▶ **Provided information**:
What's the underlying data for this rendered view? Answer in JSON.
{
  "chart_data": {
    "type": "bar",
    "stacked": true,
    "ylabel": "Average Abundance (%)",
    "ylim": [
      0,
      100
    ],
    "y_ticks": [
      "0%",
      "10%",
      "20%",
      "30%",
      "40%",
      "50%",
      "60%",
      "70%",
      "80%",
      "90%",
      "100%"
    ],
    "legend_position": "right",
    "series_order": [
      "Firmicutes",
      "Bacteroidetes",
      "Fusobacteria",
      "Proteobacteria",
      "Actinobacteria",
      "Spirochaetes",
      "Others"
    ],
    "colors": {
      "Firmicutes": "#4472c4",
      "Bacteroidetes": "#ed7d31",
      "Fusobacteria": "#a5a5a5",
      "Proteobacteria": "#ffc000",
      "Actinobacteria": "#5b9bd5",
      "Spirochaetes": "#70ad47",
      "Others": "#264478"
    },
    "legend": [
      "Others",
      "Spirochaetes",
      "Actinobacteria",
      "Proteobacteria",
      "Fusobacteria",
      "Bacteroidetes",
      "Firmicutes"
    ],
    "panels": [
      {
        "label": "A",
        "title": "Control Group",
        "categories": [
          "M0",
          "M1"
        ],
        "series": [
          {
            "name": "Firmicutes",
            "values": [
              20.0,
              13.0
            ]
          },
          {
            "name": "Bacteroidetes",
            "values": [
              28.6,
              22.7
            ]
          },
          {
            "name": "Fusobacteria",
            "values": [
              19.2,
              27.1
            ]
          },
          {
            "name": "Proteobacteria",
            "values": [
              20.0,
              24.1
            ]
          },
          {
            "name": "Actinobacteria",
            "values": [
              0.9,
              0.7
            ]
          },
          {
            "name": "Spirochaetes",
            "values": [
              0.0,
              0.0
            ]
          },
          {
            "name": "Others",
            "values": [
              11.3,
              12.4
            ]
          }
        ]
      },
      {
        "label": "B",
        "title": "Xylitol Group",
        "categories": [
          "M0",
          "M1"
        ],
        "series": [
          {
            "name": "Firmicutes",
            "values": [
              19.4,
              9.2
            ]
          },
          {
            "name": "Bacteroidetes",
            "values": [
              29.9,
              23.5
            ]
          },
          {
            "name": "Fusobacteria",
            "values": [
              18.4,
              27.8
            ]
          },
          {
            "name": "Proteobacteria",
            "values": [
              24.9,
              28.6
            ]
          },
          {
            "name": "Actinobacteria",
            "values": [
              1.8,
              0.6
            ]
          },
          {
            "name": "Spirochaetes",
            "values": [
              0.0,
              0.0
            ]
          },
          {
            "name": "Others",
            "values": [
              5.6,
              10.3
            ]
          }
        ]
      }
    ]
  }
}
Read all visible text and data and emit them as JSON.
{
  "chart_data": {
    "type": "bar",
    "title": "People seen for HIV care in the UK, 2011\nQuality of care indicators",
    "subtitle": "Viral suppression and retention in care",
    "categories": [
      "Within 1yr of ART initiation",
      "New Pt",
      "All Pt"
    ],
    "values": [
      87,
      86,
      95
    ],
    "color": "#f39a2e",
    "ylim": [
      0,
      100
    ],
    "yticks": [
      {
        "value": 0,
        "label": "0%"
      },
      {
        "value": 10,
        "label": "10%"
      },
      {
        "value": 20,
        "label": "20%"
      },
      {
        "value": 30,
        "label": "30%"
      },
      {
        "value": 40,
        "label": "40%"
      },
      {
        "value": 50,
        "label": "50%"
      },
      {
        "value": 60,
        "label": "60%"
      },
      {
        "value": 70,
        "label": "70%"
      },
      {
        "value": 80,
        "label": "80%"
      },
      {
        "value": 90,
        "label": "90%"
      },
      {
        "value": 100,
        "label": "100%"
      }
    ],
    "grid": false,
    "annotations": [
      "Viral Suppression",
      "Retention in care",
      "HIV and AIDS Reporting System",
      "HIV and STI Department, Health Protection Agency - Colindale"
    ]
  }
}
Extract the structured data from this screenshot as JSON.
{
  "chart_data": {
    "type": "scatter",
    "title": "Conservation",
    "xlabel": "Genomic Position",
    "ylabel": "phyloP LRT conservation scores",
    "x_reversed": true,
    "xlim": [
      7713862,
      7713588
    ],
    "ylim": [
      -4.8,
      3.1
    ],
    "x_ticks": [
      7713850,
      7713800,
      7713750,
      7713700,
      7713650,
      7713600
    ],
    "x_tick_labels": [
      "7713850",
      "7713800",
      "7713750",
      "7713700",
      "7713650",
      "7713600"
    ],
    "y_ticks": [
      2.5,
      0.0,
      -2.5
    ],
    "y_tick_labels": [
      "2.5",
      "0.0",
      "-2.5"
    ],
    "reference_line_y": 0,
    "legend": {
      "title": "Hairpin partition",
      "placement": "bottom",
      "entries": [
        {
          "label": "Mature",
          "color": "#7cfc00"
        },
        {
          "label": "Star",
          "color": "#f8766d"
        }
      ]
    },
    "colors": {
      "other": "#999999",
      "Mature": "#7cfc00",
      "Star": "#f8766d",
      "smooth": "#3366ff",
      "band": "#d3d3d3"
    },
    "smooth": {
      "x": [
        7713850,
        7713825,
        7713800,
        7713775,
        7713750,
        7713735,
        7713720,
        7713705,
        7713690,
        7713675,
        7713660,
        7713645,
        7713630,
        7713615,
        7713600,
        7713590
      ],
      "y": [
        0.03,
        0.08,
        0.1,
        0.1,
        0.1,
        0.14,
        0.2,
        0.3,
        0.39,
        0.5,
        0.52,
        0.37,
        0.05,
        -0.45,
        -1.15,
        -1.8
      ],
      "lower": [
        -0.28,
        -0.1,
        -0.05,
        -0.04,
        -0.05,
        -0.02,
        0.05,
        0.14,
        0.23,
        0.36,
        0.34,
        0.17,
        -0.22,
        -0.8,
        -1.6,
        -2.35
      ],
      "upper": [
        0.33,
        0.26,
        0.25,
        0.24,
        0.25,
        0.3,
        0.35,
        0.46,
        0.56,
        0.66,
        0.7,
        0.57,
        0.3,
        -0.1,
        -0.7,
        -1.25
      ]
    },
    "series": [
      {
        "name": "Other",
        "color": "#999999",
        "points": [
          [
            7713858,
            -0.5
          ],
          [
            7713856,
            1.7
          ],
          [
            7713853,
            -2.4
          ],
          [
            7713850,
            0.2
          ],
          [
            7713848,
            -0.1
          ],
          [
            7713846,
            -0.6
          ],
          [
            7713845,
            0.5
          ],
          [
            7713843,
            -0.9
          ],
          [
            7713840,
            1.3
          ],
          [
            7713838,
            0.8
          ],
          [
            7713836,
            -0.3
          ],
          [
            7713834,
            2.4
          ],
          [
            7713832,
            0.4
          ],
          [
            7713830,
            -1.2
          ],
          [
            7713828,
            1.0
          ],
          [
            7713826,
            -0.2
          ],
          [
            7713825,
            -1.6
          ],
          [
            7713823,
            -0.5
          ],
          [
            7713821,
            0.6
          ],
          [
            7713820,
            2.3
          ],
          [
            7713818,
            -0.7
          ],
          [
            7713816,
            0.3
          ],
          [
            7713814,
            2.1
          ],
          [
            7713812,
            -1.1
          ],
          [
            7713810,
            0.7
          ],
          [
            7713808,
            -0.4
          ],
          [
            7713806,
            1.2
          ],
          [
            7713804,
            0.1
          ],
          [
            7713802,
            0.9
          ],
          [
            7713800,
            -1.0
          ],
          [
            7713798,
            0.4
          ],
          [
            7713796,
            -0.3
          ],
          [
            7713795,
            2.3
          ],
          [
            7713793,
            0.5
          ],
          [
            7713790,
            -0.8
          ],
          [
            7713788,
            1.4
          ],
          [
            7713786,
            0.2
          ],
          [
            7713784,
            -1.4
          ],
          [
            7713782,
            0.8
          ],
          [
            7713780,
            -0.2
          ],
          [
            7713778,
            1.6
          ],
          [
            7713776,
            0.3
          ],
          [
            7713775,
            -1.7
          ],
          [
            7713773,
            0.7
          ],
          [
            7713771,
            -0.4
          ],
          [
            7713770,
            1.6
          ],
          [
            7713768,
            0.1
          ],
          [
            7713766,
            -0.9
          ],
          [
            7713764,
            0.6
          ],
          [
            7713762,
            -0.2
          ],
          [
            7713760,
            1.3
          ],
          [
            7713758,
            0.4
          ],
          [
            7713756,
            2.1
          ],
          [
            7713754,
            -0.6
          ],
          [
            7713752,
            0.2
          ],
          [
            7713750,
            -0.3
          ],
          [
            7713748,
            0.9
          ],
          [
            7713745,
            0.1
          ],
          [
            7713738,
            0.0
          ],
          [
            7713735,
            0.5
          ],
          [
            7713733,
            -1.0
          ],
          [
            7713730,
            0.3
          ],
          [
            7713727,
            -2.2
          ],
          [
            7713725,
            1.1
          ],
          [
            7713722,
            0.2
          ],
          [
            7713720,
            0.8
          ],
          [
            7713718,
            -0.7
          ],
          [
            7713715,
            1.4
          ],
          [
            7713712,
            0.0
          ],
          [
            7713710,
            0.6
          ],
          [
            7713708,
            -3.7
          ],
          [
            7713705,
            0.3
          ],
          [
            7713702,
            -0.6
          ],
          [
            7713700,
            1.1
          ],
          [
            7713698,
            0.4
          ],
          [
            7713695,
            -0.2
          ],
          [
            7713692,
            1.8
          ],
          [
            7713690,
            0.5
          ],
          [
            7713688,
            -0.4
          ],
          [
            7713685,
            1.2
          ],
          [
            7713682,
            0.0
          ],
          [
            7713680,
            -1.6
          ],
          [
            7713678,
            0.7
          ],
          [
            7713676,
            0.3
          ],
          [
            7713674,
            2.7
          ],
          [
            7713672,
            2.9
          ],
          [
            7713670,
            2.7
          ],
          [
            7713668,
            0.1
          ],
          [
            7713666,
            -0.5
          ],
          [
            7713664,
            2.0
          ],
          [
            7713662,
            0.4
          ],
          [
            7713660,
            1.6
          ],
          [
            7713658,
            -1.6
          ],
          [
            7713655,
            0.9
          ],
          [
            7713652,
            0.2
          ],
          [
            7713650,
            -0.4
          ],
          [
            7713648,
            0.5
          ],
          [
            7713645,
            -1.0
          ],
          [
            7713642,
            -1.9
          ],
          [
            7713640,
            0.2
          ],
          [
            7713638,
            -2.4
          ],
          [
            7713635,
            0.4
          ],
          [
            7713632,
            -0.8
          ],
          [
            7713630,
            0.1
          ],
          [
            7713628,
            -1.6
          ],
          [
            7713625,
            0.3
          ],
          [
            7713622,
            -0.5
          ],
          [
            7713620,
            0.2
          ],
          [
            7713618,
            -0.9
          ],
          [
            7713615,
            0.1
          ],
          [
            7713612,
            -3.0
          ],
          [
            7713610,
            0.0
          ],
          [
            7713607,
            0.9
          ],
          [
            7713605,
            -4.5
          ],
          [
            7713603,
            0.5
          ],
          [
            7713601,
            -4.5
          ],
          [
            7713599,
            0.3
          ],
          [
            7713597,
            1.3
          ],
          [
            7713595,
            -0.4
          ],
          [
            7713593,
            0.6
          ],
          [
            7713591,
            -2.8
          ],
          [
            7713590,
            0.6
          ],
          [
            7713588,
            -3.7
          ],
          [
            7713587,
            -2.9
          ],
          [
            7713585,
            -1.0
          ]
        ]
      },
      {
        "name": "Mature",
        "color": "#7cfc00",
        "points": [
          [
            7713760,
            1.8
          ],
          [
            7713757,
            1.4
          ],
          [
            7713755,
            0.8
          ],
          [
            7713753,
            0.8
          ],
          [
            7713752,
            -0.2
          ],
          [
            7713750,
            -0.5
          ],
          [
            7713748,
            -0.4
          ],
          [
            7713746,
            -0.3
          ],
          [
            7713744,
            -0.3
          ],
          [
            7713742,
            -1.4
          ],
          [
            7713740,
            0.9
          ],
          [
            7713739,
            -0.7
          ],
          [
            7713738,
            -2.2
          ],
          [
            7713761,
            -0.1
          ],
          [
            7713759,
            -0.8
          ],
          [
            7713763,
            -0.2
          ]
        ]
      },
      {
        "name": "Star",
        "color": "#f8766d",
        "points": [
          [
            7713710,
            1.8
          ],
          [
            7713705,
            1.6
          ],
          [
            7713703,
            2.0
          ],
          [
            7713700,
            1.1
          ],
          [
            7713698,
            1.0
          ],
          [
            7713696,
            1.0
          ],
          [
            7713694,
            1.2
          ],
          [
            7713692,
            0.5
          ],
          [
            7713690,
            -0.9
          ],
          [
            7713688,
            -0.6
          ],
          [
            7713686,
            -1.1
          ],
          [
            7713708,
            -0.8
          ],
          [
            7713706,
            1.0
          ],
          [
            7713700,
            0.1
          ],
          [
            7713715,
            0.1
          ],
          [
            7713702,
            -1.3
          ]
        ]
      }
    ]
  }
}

▶ **Exercise requirements**: Your answer should consist of each line of the data above in which the word "Others" occurs.

▶ **Answer section**:
      "Others"
      "Others": "#264478"
      "Others",
            "name": "Others",
            "name": "Others",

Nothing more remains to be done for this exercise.